A block of data ▸

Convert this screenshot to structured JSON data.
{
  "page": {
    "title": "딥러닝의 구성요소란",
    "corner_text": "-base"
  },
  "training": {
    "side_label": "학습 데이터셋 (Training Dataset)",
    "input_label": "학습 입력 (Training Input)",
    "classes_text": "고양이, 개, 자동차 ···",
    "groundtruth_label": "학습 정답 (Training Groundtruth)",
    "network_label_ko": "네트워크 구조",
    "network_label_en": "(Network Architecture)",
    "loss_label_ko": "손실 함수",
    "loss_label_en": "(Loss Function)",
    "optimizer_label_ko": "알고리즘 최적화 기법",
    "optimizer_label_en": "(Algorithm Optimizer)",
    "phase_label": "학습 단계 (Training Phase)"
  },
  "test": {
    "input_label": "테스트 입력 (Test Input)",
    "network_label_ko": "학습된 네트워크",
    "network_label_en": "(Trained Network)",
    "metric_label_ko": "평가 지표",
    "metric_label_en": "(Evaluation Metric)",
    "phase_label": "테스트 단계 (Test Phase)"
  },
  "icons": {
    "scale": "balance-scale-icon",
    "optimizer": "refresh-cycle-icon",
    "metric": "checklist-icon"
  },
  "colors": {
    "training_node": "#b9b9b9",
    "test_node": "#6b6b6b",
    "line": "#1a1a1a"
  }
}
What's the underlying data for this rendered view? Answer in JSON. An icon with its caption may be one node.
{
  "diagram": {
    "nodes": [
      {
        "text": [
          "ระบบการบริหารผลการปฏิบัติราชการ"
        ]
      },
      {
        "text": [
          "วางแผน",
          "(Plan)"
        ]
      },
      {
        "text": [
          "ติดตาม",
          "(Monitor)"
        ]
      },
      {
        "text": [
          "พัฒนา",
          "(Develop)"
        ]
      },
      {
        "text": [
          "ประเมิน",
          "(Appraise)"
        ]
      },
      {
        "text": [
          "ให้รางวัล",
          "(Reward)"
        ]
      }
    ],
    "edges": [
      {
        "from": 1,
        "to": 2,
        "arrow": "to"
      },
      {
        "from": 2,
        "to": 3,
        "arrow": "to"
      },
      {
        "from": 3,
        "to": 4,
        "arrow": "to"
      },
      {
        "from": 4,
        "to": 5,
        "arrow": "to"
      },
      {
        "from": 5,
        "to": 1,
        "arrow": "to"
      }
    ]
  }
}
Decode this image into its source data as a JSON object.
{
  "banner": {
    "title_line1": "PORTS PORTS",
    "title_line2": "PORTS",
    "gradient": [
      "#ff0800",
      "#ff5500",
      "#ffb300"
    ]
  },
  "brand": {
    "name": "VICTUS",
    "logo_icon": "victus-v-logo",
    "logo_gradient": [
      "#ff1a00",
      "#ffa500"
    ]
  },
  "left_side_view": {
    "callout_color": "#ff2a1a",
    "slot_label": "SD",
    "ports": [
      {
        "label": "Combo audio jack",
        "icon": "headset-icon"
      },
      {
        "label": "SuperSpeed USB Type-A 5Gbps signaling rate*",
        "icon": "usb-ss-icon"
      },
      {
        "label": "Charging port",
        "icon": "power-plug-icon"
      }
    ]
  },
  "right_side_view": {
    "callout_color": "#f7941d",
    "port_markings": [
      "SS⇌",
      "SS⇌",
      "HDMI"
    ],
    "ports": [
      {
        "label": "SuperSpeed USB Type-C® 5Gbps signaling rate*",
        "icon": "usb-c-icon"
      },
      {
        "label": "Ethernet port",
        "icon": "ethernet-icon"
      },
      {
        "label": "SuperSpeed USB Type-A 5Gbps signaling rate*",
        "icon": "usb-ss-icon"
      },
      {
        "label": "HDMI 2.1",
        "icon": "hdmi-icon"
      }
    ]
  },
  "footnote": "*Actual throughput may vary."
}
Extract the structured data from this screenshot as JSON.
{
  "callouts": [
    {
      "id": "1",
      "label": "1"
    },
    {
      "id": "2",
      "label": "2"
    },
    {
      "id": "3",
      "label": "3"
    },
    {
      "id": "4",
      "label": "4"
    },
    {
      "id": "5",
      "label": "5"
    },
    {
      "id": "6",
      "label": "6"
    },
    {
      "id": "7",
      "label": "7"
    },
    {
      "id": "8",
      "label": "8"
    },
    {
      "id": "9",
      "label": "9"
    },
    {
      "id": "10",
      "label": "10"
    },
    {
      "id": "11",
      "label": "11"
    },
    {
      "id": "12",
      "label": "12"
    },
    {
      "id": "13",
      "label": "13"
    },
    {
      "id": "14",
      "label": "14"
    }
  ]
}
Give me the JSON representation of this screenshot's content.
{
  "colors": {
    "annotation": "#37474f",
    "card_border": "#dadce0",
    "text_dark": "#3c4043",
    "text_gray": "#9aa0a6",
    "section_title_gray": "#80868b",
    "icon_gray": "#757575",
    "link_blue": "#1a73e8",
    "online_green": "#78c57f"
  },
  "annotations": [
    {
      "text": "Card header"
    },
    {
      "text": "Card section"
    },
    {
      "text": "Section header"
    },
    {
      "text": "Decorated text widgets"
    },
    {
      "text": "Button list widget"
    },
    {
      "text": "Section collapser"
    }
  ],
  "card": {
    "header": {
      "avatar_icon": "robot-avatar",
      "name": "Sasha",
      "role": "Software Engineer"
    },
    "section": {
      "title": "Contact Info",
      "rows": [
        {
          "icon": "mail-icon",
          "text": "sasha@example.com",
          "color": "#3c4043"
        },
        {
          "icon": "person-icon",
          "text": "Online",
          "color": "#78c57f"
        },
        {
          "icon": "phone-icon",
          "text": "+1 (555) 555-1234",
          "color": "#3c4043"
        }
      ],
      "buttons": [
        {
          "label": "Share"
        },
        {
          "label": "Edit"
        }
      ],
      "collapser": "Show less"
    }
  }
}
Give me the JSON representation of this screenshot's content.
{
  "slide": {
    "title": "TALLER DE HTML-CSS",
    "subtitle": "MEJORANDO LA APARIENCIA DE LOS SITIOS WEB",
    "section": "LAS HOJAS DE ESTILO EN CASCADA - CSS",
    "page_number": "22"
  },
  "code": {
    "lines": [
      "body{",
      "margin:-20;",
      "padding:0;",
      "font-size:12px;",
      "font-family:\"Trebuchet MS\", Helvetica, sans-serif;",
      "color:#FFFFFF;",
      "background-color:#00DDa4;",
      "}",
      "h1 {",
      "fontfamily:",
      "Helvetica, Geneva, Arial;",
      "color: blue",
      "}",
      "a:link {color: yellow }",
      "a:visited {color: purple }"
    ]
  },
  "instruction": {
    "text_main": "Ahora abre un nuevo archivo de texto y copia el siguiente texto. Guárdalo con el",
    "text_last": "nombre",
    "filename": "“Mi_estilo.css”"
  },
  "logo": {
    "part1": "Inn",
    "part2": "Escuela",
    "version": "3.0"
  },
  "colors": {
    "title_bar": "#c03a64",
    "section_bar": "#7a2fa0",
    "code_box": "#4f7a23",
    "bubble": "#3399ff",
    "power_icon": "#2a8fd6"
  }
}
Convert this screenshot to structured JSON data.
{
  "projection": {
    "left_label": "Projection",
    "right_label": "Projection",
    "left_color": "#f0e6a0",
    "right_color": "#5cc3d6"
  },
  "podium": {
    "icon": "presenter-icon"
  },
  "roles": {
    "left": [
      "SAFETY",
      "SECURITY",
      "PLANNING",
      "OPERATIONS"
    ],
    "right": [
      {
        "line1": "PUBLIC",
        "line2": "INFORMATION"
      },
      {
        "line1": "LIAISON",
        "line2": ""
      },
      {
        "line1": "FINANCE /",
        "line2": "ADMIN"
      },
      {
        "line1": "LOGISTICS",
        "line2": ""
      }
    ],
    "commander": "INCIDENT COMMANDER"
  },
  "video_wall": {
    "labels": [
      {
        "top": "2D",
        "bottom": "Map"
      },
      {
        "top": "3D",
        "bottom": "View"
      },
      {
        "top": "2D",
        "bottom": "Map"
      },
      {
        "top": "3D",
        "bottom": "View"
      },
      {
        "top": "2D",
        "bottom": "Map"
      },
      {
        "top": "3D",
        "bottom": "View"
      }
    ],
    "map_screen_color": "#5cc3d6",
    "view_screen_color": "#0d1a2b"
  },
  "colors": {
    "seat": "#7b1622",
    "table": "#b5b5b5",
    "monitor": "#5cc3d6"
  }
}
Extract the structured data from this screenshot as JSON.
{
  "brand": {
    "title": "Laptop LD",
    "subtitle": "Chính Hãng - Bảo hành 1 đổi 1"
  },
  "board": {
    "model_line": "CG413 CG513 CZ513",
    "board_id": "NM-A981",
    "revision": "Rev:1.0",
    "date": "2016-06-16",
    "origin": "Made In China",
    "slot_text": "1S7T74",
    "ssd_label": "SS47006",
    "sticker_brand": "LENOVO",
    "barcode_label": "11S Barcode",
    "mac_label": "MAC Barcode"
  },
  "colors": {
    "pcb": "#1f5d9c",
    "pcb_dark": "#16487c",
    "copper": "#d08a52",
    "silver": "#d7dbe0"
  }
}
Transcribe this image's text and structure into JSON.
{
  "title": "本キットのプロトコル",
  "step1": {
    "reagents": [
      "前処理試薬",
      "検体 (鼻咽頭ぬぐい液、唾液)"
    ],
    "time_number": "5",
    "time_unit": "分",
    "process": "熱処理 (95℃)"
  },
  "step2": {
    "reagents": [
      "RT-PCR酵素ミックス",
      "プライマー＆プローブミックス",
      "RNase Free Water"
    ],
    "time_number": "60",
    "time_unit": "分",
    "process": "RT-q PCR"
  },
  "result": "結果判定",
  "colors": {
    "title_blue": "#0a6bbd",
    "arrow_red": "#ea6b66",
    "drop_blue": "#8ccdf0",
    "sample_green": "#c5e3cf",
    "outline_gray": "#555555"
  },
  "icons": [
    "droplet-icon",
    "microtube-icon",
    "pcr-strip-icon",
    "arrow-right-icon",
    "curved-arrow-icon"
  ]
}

WHAT TO DO ▸ All lines from the one containing "Transcribe this image's" through the end of the records, both ends included, are to be quoted exactly; please add nothing else.

COMPLETE RESPONSE ▸
Transcribe this image's text and structure into JSON.
{
  "title": "本キットのプロトコル",
  "step1": {
    "reagents": [
      "前処理試薬",
      "検体 (鼻咽頭ぬぐい液、唾液)"
    ],
    "time_number": "5",
    "time_unit": "分",
    "process": "熱処理 (95℃)"
  },
  "step2": {
    "reagents": [
      "RT-PCR酵素ミックス",
      "プライマー＆プローブミックス",
      "RNase Free Water"
    ],
    "time_number": "60",
    "time_unit": "分",
    "process": "RT-q PCR"
  },
  "result": "結果判定",
  "colors": {
    "title_blue": "#0a6bbd",
    "arrow_red": "#ea6b66",
    "drop_blue": "#8ccdf0",
    "sample_green": "#c5e3cf",
    "outline_gray": "#555555"
  },
  "icons": [
    "droplet-icon",
    "microtube-icon",
    "pcr-strip-icon",
    "arrow-right-icon",
    "curved-arrow-icon"
  ]
}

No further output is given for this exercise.